**Exercise**
Pull each line holding "zwłaszcza" out of the entries below.

**Records supplied**
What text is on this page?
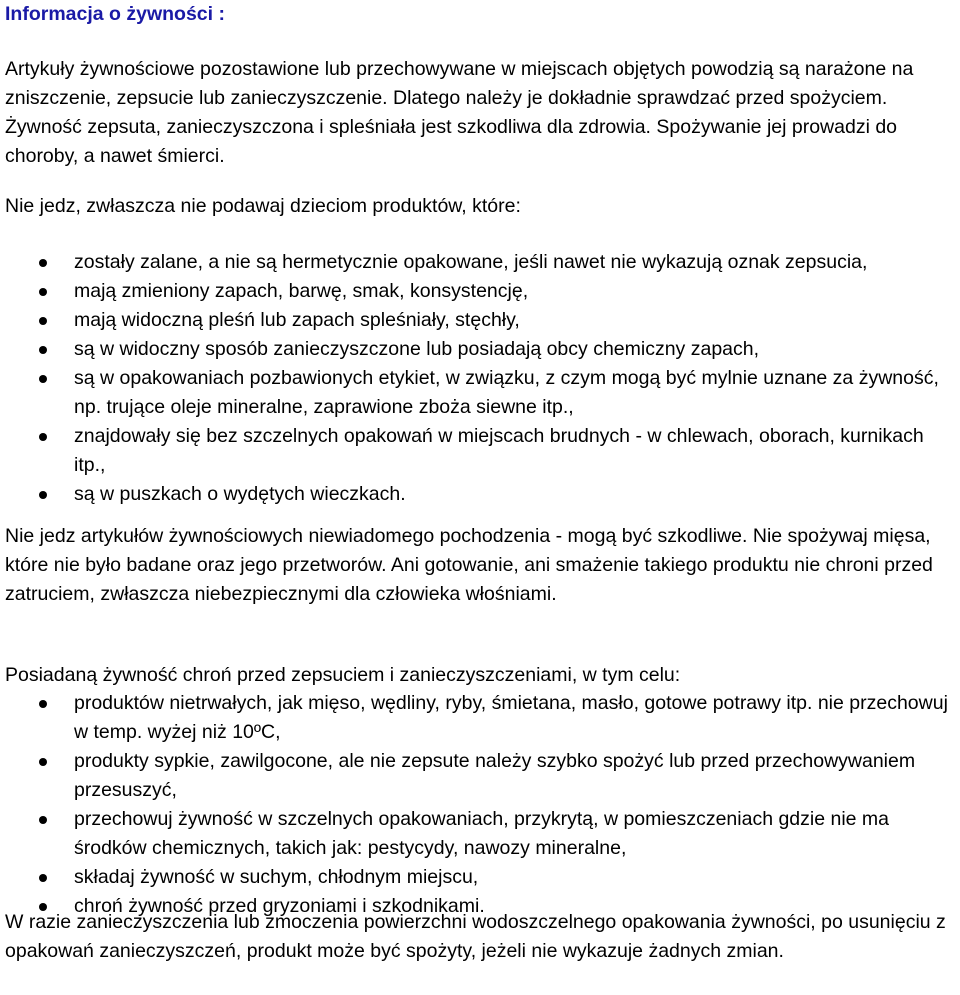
Informacja o żywności :
Artykuły żywnościowe pozostawione lub przechowywane w miejscach objętych powodzią są narażone na zniszczenie, zepsucie lub zanieczyszczenie. Dlatego należy je dokładnie sprawdzać przed spożyciem. Żywność zepsuta, zanieczyszczona i spleśniała jest szkodliwa dla zdrowia. Spożywanie jej prowadzi do choroby, a nawet śmierci.
Nie jedz, zwłaszcza nie podawaj dzieciom produktów, które:
zostały zalane, a nie są hermetycznie opakowane, jeśli nawet nie wykazują oznak zepsucia,
mają zmieniony zapach, barwę, smak, konsystencję,
mają widoczną pleśń lub zapach spleśniały, stęchły,
są w widoczny sposób zanieczyszczone lub posiadają obcy chemiczny zapach,
są w opakowaniach pozbawionych etykiet, w związku, z czym mogą być mylnie uznane za żywność, np. trujące oleje mineralne, zaprawione zboża siewne itp.,
znajdowały się bez szczelnych opakowań w miejscach brudnych - w chlewach, oborach, kurnikach itp.,
są w puszkach o wydętych wieczkach.
Nie jedz artykułów żywnościowych niewiadomego pochodzenia - mogą być szkodliwe. Nie spożywaj mięsa, które nie było badane oraz jego przetworów. Ani gotowanie, ani smażenie takiego produktu nie chroni przed zatruciem, zwłaszcza niebezpiecznymi dla człowieka włośniami.
Posiadaną żywność chroń przed zepsuciem i zanieczyszczeniami, w tym celu:
produktów nietrwałych, jak mięso, wędliny, ryby, śmietana, masło, gotowe potrawy itp. nie przechowuj w temp. wyżej niż 10ºC,
produkty sypkie, zawilgocone, ale nie zepsute należy szybko spożyć lub przed przechowywaniem przesuszyć,
przechowuj żywność w szczelnych opakowaniach, przykrytą, w pomieszczeniach gdzie nie ma środków chemicznych, takich jak: pestycydy, nawozy mineralne,
składaj żywność w suchym, chłodnym miejscu,
chroń żywność przed gryzoniami i szkodnikami.
W razie zanieczyszczenia lub zmoczenia powierzchni wodoszczelnego opakowania żywności, po usunięciu z opakowań zanieczyszczeń, produkt może być spożyty, jeżeli nie wykazuje żadnych zmian.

**Result for this exercise**
Nie jedz, zwłaszcza nie podawaj dzieciom produktów, które:
Nie jedz artykułów żywnościowych niewiadomego pochodzenia - mogą być szkodliwe. Nie spożywaj mięsa, które nie było badane oraz jego przetworów. Ani gotowanie, ani smażenie takiego produktu nie chroni przed zatruciem, zwłaszcza niebezpiecznymi dla człowieka włośniami.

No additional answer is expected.